■ **Document section**
Diatribes of Jay

This blog has essays on public policy. It shuns ideology and applies facts, logic and math to social problems. It has a subject-matter index, a list of recent posts, and permalinks at the ends of posts. Comments are moderated and may take time to appear.

20 April 2008

Think, Pennsylvania!


You can end this. You can stop this unequal contest, which Hillary can win only by insuring a Democratic defeat in November. You can give the Democrats back their dignity and a shot at success. You can improve your chances for economic recovery.

Three things are clear now. First, Hillary lied repeatedly to inflate her résumé. She didn’t dodge sniper bullets in Bosnia, and she didn’t bring peace to Northern Ireland. If there’s a call at 3 a.m. that she really knows how to handle, it will be from her stock broker or one of her many lobbyist friends.

Her poor judgment on foreign policy is Hillary’s second clear disadvantage. She voted for war in Iraq without even reading the National Intelligence Estimate. She voted to give Dubya an excuse for war in Iran. She called Barack Obama “naïve” for wanting to quit coddling Musharraf and to go after bin Laden in Pakistan. Months later, Musharraf declared an “emergency,” Benazir Bhutto returned to Pakistan to be assassinated, and the Bush Administration’s actions revealed that targeting Al Qaeda in Pakistan is once-secret official policy.

■ **Dataset section**
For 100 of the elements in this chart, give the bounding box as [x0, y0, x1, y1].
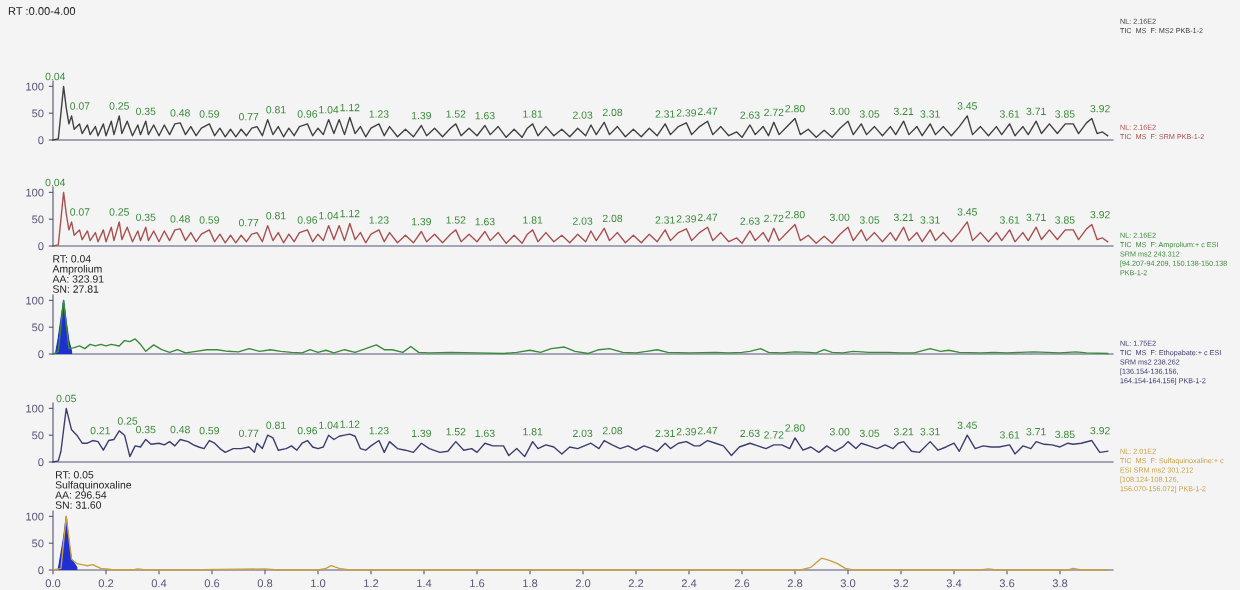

■ **Tasks to carry out**
1. Please update the blog post's part that opens with the words containing "This blog has" and closes with "Think, Pennsylvania!", replacing "social problems" with "civic issues".
2. Answer these questions from the blog post:
(a) What date does the post carry?
(b) According to the blog's description, what happens to comments?
(c) Which document does the post say Hillary did not read before voting for war in Iraq?

■ **Task-by-task answers**
1.
This blog has essays on public policy. It shuns ideology and applies facts, logic and math to civic issues. It has a subject-matter index, a list of recent posts, and permalinks at the ends of posts. Comments are moderated and may take time to appear.

20 April 2008

Think, Pennsylvania!

2.
(a) 20 April 2008
(b) They are moderated and may take time to appear.
(c) The National Intelligence Estimate